AIM OF THE TASK – Print the entries verbatim, leaving out the images they contain.

-------- INPUT MATERIAL

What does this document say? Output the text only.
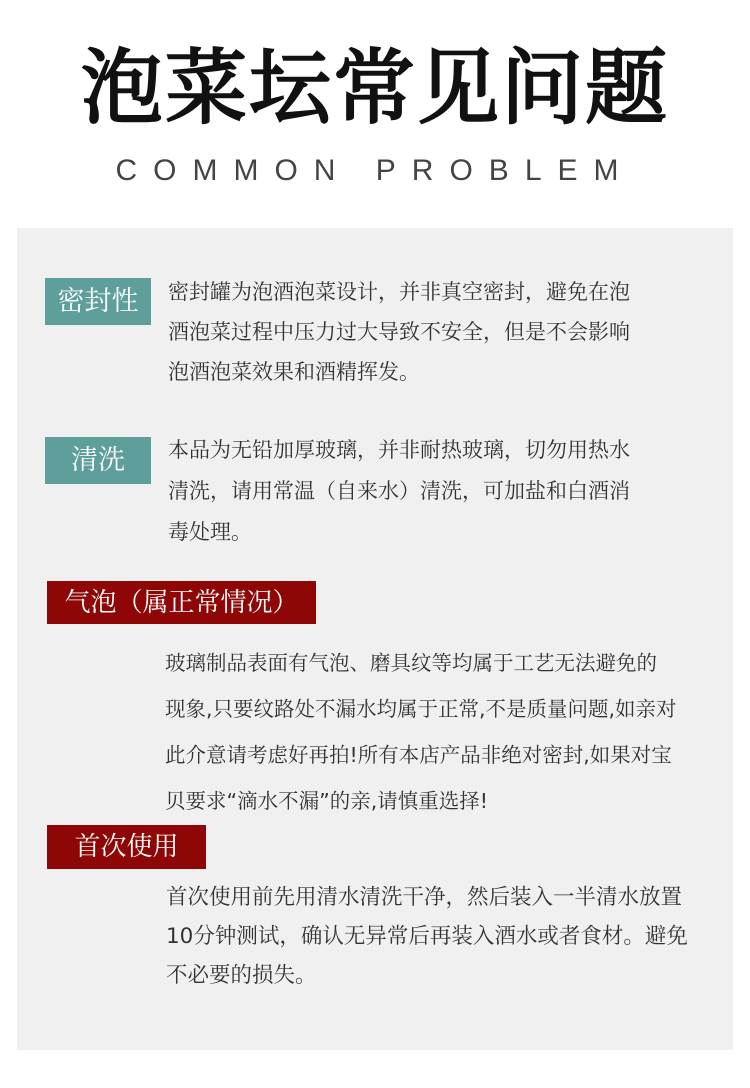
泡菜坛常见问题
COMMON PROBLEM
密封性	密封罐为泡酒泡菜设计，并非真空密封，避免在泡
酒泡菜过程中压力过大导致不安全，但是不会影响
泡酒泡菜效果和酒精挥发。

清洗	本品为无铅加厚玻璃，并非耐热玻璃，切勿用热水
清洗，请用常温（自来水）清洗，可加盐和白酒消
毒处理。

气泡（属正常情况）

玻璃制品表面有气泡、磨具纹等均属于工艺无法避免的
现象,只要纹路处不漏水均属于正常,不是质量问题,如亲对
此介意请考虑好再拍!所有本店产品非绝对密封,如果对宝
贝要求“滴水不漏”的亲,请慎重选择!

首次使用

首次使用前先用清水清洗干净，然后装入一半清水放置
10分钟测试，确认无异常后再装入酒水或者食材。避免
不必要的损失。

----------------

REPLY –
What does this document say? Output the text only.
泡菜坛常见问题
COMMON PROBLEM
密封性	密封罐为泡酒泡菜设计，并非真空密封，避免在泡
酒泡菜过程中压力过大导致不安全，但是不会影响
泡酒泡菜效果和酒精挥发。

清洗	本品为无铅加厚玻璃，并非耐热玻璃，切勿用热水
清洗，请用常温（自来水）清洗，可加盐和白酒消
毒处理。

气泡（属正常情况）

玻璃制品表面有气泡、磨具纹等均属于工艺无法避免的
现象,只要纹路处不漏水均属于正常,不是质量问题,如亲对
此介意请考虑好再拍!所有本店产品非绝对密封,如果对宝
贝要求“滴水不漏”的亲,请慎重选择!

首次使用

首次使用前先用清水清洗干净，然后装入一半清水放置
10分钟测试，确认无异常后再装入酒水或者食材。避免
不必要的损失。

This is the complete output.